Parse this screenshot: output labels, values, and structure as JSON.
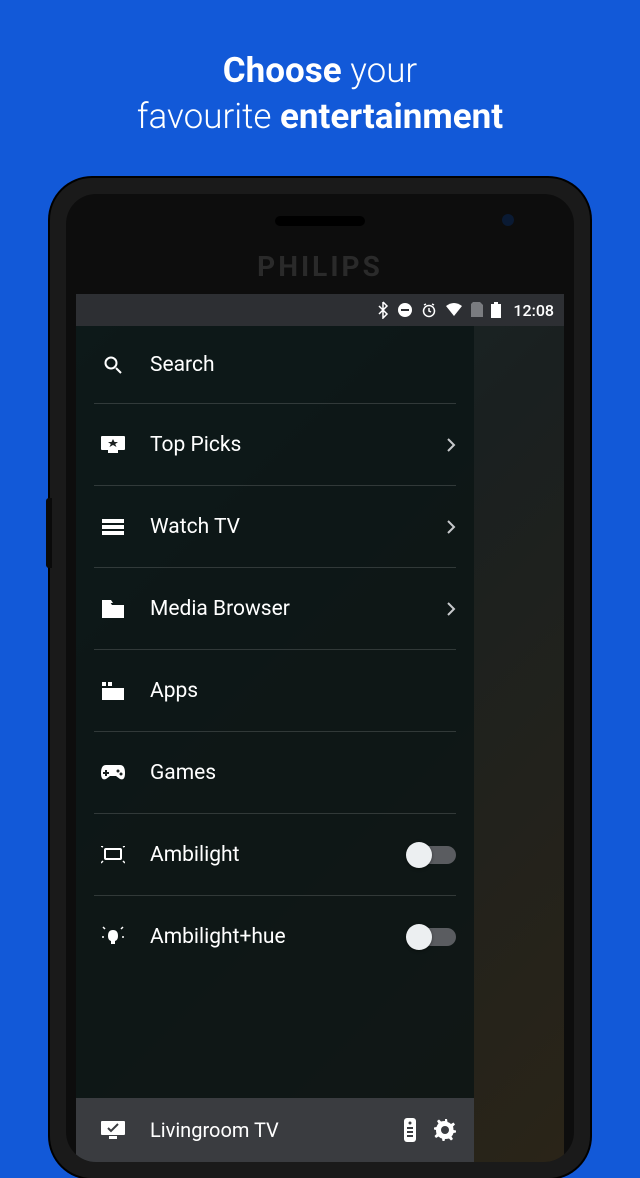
{
  "headline": {
    "l1a": "Choose",
    "l1b": " your",
    "l2a": "favourite ",
    "l2b": "entertainment"
  },
  "brand": "PHILIPS",
  "status": {
    "time": "12:08"
  },
  "menu": {
    "search": "Search",
    "top_picks": "Top Picks",
    "watch_tv": "Watch TV",
    "media_browser": "Media Browser",
    "apps": "Apps",
    "games": "Games",
    "ambilight": "Ambilight",
    "ambilight_hue": "Ambilight+hue"
  },
  "bottom": {
    "device": "Livingroom TV"
  },
  "toggles": {
    "ambilight": false,
    "ambilight_hue": false
  }
}
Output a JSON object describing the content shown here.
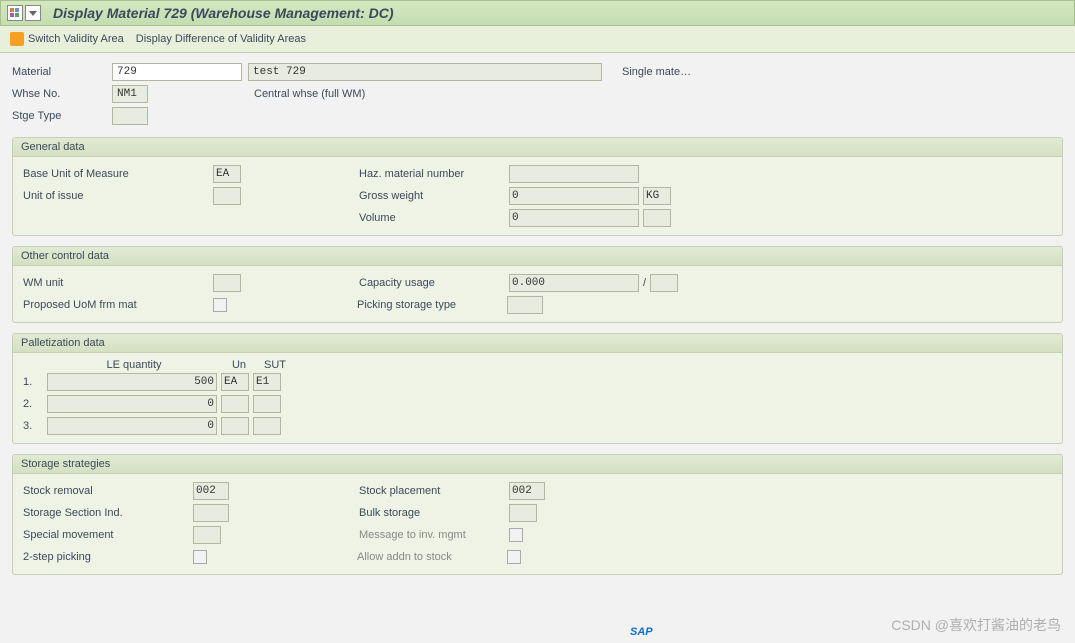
{
  "title": "Display Material 729 (Warehouse Management: DC)",
  "toolbar": {
    "switch_validity": "Switch Validity Area",
    "display_diff": "Display Difference of Validity Areas"
  },
  "header": {
    "material_label": "Material",
    "material_value": "729",
    "material_desc": "test 729",
    "material_extra": "Single mate…",
    "whse_label": "Whse No.",
    "whse_value": "NM1",
    "whse_desc": "Central whse (full WM)",
    "stge_label": "Stge Type",
    "stge_value": ""
  },
  "general": {
    "title": "General data",
    "base_uom_label": "Base Unit of Measure",
    "base_uom_value": "EA",
    "haz_label": "Haz. material number",
    "haz_value": "",
    "unit_issue_label": "Unit of issue",
    "unit_issue_value": "",
    "gross_wt_label": "Gross weight",
    "gross_wt_value": "0",
    "gross_wt_unit": "KG",
    "volume_label": "Volume",
    "volume_value": "0",
    "volume_unit": ""
  },
  "other": {
    "title": "Other control data",
    "wm_unit_label": "WM unit",
    "wm_unit_value": "",
    "cap_label": "Capacity usage",
    "cap_value": "0.000",
    "cap_sep": "/",
    "cap_unit": "",
    "proposed_label": "Proposed UoM frm mat",
    "picking_label": "Picking storage type",
    "picking_value": ""
  },
  "pallet": {
    "title": "Palletization data",
    "h_qty": "LE quantity",
    "h_un": "Un",
    "h_sut": "SUT",
    "rows": [
      {
        "n": "1.",
        "qty": "500",
        "un": "EA",
        "sut": "E1"
      },
      {
        "n": "2.",
        "qty": "0",
        "un": "",
        "sut": ""
      },
      {
        "n": "3.",
        "qty": "0",
        "un": "",
        "sut": ""
      }
    ]
  },
  "storage": {
    "title": "Storage strategies",
    "removal_label": "Stock removal",
    "removal_value": "002",
    "placement_label": "Stock placement",
    "placement_value": "002",
    "section_label": "Storage Section Ind.",
    "section_value": "",
    "bulk_label": "Bulk storage",
    "bulk_value": "",
    "special_label": "Special movement",
    "special_value": "",
    "msg_label": "Message to inv. mgmt",
    "step_label": "2-step picking",
    "addn_label": "Allow addn to stock"
  },
  "watermark": "CSDN @喜欢打酱油的老鸟"
}
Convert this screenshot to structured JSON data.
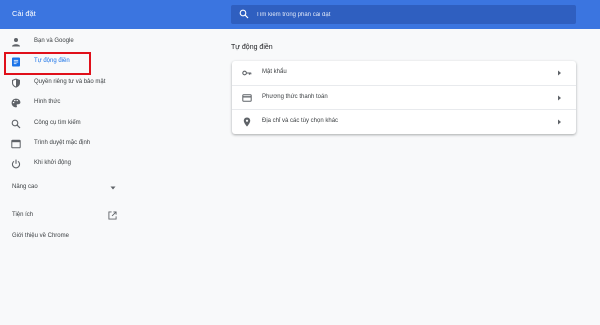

########################################

### WHAT IS REQUIRED
Output the entries above exactly, without their pictures.

### TASK SOLUTION
Parse this screenshot: output labels, values, and structure as JSON.
{
  "headline": {
    "l1a": "Choose",
    "l1b": " your",
    "l2a": "favourite ",
    "l2b": "entertainment"
  },
  "brand": "PHILIPS",
  "status": {
    "time": "12:08"
  },
  "menu": {
    "search": "Search",
    "top_picks": "Top Picks",
    "watch_tv": "Watch TV",
    "media_browser": "Media Browser",
    "apps": "Apps",
    "games": "Games",
    "ambilight": "Ambilight",
    "ambilight_hue": "Ambilight+hue"
  },
  "bottom": {
    "device": "Livingroom TV"
  },
  "toggles": {
    "ambilight": false,
    "ambilight_hue": false
  }
}
Output a JSON object describing the content shown here.
{
  "title": "Display Material 729 (Warehouse Management: DC)",
  "toolbar": {
    "switch_validity": "Switch Validity Area",
    "display_diff": "Display Difference of Validity Areas"
  },
  "header": {
    "material_label": "Material",
    "material_value": "729",
    "material_desc": "test 729",
    "material_extra": "Single mate…",
    "whse_label": "Whse No.",
    "whse_value": "NM1",
    "whse_desc": "Central whse (full WM)",
    "stge_label": "Stge Type",
    "stge_value": ""
  },
  "general": {
    "title": "General data",
    "base_uom_label": "Base Unit of Measure",
    "base_uom_value": "EA",
    "haz_label": "Haz. material number",
    "haz_value": "",
    "unit_issue_label": "Unit of issue",
    "unit_issue_value": "",
    "gross_wt_label": "Gross weight",
    "gross_wt_value": "0",
    "gross_wt_unit": "KG",
    "volume_label": "Volume",
    "volume_value": "0",
    "volume_unit": ""
  },
  "other": {
    "title": "Other control data",
    "wm_unit_label": "WM unit",
    "wm_unit_value": "",
    "cap_label": "Capacity usage",
    "cap_value": "0.000",
    "cap_sep": "/",
    "cap_unit": "",
    "proposed_label": "Proposed UoM frm mat",
    "picking_label": "Picking storage type",
    "picking_value": ""
  },
  "pallet": {
    "title": "Palletization data",
    "h_qty": "LE quantity",
    "h_un": "Un",
    "h_sut": "SUT",
    "rows": [
      {
        "n": "1.",
        "qty": "500",
        "un": "EA",
        "sut": "E1"
      },
      {
        "n": "2.",
        "qty": "0",
        "un": "",
        "sut": ""
      },
      {
        "n": "3.",
        "qty": "0",
        "un": "",
        "sut": ""
      }
    ]
  },
  "storage": {
    "title": "Storage strategies",
    "removal_label": "Stock removal",
    "removal_value": "002",
    "placement_label": "Stock placement",
    "placement_value": "002",
    "section_label": "Storage Section Ind.",
    "section_value": "",
    "bulk_label": "Bulk storage",
    "bulk_value": "",
    "special_label": "Special movement",
    "special_value": "",
    "msg_label": "Message to inv. mgmt",
    "step_label": "2-step picking",
    "addn_label": "Allow addn to stock"
  },
  "watermark": "CSDN @喜欢打酱油的老鸟"
}
Convert this screenshot to structured JSON data.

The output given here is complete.